Input rows:
-- Start --

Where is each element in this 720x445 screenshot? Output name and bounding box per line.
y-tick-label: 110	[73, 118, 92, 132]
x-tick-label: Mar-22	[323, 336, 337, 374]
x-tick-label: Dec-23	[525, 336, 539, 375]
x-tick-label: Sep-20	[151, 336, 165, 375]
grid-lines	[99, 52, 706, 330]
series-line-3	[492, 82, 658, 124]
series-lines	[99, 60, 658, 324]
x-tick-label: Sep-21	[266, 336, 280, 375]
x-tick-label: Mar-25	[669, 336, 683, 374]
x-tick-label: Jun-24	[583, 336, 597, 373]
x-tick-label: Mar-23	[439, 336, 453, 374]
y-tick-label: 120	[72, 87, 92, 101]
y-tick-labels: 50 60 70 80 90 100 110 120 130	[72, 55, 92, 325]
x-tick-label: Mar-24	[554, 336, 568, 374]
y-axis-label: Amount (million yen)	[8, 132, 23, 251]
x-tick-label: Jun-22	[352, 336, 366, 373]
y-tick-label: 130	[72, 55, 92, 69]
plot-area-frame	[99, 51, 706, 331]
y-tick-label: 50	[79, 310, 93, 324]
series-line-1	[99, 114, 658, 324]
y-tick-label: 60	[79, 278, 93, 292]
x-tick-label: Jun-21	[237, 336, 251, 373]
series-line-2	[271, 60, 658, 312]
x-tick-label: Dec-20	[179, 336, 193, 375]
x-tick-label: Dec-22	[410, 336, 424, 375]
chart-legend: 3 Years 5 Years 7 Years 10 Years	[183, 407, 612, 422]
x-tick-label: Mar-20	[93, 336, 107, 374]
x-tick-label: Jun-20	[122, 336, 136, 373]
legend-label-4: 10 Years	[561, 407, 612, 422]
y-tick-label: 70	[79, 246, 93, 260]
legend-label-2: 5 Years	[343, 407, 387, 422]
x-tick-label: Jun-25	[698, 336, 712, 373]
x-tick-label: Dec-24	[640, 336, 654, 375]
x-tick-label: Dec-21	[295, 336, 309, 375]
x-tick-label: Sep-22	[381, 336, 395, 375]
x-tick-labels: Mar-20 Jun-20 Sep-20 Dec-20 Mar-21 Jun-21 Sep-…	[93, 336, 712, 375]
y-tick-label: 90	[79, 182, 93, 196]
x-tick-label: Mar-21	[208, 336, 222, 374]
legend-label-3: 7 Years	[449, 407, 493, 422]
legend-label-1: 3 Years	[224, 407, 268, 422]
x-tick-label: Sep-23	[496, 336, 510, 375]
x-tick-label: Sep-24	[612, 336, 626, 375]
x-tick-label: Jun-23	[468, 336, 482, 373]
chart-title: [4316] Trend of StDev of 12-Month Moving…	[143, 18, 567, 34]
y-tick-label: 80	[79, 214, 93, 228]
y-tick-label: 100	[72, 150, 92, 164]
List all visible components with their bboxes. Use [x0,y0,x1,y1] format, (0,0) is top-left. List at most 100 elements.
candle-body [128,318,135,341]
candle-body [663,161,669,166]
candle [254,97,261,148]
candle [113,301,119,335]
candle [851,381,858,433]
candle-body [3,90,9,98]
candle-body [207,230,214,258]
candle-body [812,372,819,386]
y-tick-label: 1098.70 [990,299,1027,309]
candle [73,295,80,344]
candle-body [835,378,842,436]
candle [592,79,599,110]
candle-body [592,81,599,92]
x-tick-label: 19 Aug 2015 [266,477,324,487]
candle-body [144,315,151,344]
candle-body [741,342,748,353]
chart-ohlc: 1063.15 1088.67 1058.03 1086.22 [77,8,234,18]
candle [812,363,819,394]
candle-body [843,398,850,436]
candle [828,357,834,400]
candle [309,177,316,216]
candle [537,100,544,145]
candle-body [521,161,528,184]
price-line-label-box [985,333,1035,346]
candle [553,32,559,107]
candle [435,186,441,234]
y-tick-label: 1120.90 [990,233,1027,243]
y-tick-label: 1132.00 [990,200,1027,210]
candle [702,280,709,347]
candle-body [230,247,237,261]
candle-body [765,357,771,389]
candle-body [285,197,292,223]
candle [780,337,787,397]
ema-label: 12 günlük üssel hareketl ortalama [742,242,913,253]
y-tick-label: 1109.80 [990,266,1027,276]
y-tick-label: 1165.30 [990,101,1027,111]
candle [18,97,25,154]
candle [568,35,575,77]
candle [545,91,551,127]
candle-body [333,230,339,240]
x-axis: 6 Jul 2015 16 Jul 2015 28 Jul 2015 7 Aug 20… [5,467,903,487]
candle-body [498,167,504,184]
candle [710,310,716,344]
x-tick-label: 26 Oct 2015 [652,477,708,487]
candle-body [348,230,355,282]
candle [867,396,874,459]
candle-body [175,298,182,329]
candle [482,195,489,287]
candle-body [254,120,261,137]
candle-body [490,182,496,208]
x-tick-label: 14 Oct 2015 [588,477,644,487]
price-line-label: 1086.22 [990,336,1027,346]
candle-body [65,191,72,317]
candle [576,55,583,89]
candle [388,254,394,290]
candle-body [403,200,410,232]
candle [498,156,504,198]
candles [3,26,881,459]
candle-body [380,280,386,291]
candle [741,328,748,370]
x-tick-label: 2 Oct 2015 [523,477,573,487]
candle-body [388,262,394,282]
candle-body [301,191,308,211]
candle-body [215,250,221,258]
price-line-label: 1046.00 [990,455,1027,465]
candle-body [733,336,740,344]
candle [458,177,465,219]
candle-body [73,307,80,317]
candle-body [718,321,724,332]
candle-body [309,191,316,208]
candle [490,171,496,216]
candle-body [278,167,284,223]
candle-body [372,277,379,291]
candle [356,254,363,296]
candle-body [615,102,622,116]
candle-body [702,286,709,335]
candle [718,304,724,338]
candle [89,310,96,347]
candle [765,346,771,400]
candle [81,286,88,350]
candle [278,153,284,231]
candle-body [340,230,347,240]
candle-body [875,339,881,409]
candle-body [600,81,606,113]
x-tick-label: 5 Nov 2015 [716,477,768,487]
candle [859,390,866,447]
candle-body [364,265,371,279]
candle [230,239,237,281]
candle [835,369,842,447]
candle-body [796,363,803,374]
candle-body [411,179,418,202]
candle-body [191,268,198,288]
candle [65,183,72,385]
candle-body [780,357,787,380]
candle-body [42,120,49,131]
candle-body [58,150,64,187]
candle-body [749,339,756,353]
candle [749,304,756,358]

-- End --

Stated exercise:
Format every line of the listing above as a numbered list, omitting any blank lines.

Full solution:
1. Where is each element in this 720x445 screenshot? Output name and bounding box per line.
2. y-tick-label: 110	[73, 118, 92, 132]
3. x-tick-label: Mar-22	[323, 336, 337, 374]
4. x-tick-label: Dec-23	[525, 336, 539, 375]
5. x-tick-label: Sep-20	[151, 336, 165, 375]
6. grid-lines	[99, 52, 706, 330]
7. series-line-3	[492, 82, 658, 124]
8. series-lines	[99, 60, 658, 324]
9. x-tick-label: Sep-21	[266, 336, 280, 375]
10. x-tick-label: Mar-25	[669, 336, 683, 374]
11. x-tick-label: Jun-24	[583, 336, 597, 373]
12. x-tick-label: Mar-23	[439, 336, 453, 374]
13. y-tick-label: 120	[72, 87, 92, 101]
14. y-tick-labels: 50 60 70 80 90 100 110 120 130	[72, 55, 92, 325]
15. x-tick-label: Mar-24	[554, 336, 568, 374]
16. y-axis-label: Amount (million yen)	[8, 132, 23, 251]
17. x-tick-label: Jun-22	[352, 336, 366, 373]
18. y-tick-label: 130	[72, 55, 92, 69]
19. plot-area-frame	[99, 51, 706, 331]
20. y-tick-label: 50	[79, 310, 93, 324]
21. series-line-1	[99, 114, 658, 324]
22. y-tick-label: 60	[79, 278, 93, 292]
23. x-tick-label: Jun-21	[237, 336, 251, 373]
24. series-line-2	[271, 60, 658, 312]
25. x-tick-label: Dec-20	[179, 336, 193, 375]
26. x-tick-label: Dec-22	[410, 336, 424, 375]
27. chart-legend: 3 Years 5 Years 7 Years 10 Years	[183, 407, 612, 422]
28. x-tick-label: Mar-20	[93, 336, 107, 374]
29. x-tick-label: Jun-20	[122, 336, 136, 373]
30. legend-label-4: 10 Years	[561, 407, 612, 422]
31. y-tick-label: 70	[79, 246, 93, 260]
32. legend-label-2: 5 Years	[343, 407, 387, 422]
33. x-tick-label: Jun-25	[698, 336, 712, 373]
34. x-tick-label: Dec-24	[640, 336, 654, 375]
35. x-tick-label: Dec-21	[295, 336, 309, 375]
36. x-tick-label: Sep-22	[381, 336, 395, 375]
37. x-tick-labels: Mar-20 Jun-20 Sep-20 Dec-20 Mar-21 Jun-21 Sep-…	[93, 336, 712, 375]
38. y-tick-label: 90	[79, 182, 93, 196]
39. x-tick-label: Mar-21	[208, 336, 222, 374]
40. legend-label-3: 7 Years	[449, 407, 493, 422]
41. legend-label-1: 3 Years	[224, 407, 268, 422]
42. x-tick-label: Sep-23	[496, 336, 510, 375]
43. x-tick-label: Sep-24	[612, 336, 626, 375]
44. x-tick-label: Jun-23	[468, 336, 482, 373]
45. chart-title: [4316] Trend of StDev of 12-Month Moving…	[143, 18, 567, 34]
46. y-tick-label: 80	[79, 214, 93, 228]
47. y-tick-label: 100	[72, 150, 92, 164]
48. List all visible components with their bboxes. Use [x0,y0,x1,y1] format, (0,0) is top-left. List at most 100 elements.
49. candle-body [128,318,135,341]
50. candle-body [663,161,669,166]
51. candle [254,97,261,148]
52. candle [113,301,119,335]
53. candle [851,381,858,433]
54. candle-body [3,90,9,98]
55. candle-body [207,230,214,258]
56. candle-body [812,372,819,386]
57. y-tick-label: 1098.70 [990,299,1027,309]
58. candle [73,295,80,344]
59. candle-body [835,378,842,436]
60. candle [592,79,599,110]
61. candle-body [592,81,599,92]
62. x-tick-label: 19 Aug 2015 [266,477,324,487]
63. candle-body [144,315,151,344]
64. candle-body [741,342,748,353]
65. chart-ohlc: 1063.15 1088.67 1058.03 1086.22 [77,8,234,18]
66. candle [812,363,819,394]
67. candle-body [843,398,850,436]
68. candle [828,357,834,400]
69. candle [309,177,316,216]
70. candle [537,100,544,145]
71. candle-body [521,161,528,184]
72. price-line-label-box [985,333,1035,346]
73. candle [553,32,559,107]
74. candle [435,186,441,234]
75. y-tick-label: 1120.90 [990,233,1027,243]
76. y-tick-label: 1132.00 [990,200,1027,210]
77. candle [702,280,709,347]
78. candle-body [230,247,237,261]
79. candle-body [765,357,771,389]
80. candle-body [285,197,292,223]
81. candle [780,337,787,397]
82. ema-label: 12 günlük üssel hareketl ortalama [742,242,913,253]
83. y-tick-label: 1109.80 [990,266,1027,276]
84. y-tick-label: 1165.30 [990,101,1027,111]
85. candle [18,97,25,154]
86. candle [568,35,575,77]
87. candle [545,91,551,127]
88. candle-body [333,230,339,240]
89. x-axis: 6 Jul 2015 16 Jul 2015 28 Jul 2015 7 Aug 20… [5,467,903,487]
90. candle-body [498,167,504,184]
91. candle [710,310,716,344]
92. x-tick-label: 26 Oct 2015 [652,477,708,487]
93. candle-body [348,230,355,282]
94. candle [867,396,874,459]
95. candle-body [175,298,182,329]
96. candle [482,195,489,287]
97. candle-body [254,120,261,137]
98. candle-body [490,182,496,208]
99. x-tick-label: 14 Oct 2015 [588,477,644,487]
100. price-line-label: 1086.22 [990,336,1027,346]
101. candle-body [65,191,72,317]
102. candle [576,55,583,89]
103. candle [388,254,394,290]
104. candle-body [403,200,410,232]
105. candle [498,156,504,198]
106. candles [3,26,881,459]
107. candle-body [380,280,386,291]
108. candle [741,328,748,370]
109. x-tick-label: 2 Oct 2015 [523,477,573,487]
110. candle-body [388,262,394,282]
111. candle-body [301,191,308,211]
112. candle-body [215,250,221,258]
113. price-line-label: 1046.00 [990,455,1027,465]
114. candle-body [733,336,740,344]
115. candle [458,177,465,219]
116. candle-body [73,307,80,317]
117. candle-body [718,321,724,332]
118. candle-body [309,191,316,208]
119. candle [490,171,496,216]
120. candle-body [278,167,284,223]
121. candle-body [372,277,379,291]
122. candle [356,254,363,296]
123. candle-body [615,102,622,116]
124. candle-body [702,286,709,335]
125. candle [718,304,724,338]
126. candle [89,310,96,347]
127. candle [765,346,771,400]
128. candle [81,286,88,350]
129. candle [278,153,284,231]
130. candle-body [340,230,347,240]
131. candle-body [875,339,881,409]
132. candle-body [600,81,606,113]
133. x-tick-label: 5 Nov 2015 [716,477,768,487]
134. candle [859,390,866,447]
135. candle-body [364,265,371,279]
136. candle [230,239,237,281]
137. candle [835,369,842,447]
138. candle-body [796,363,803,374]
139. candle-body [411,179,418,202]
140. candle-body [191,268,198,288]
141. candle [65,183,72,385]
142. candle-body [780,357,787,380]
143. candle-body [42,120,49,131]
144. candle-body [58,150,64,187]
145. candle-body [749,339,756,353]
146. candle [749,304,756,358]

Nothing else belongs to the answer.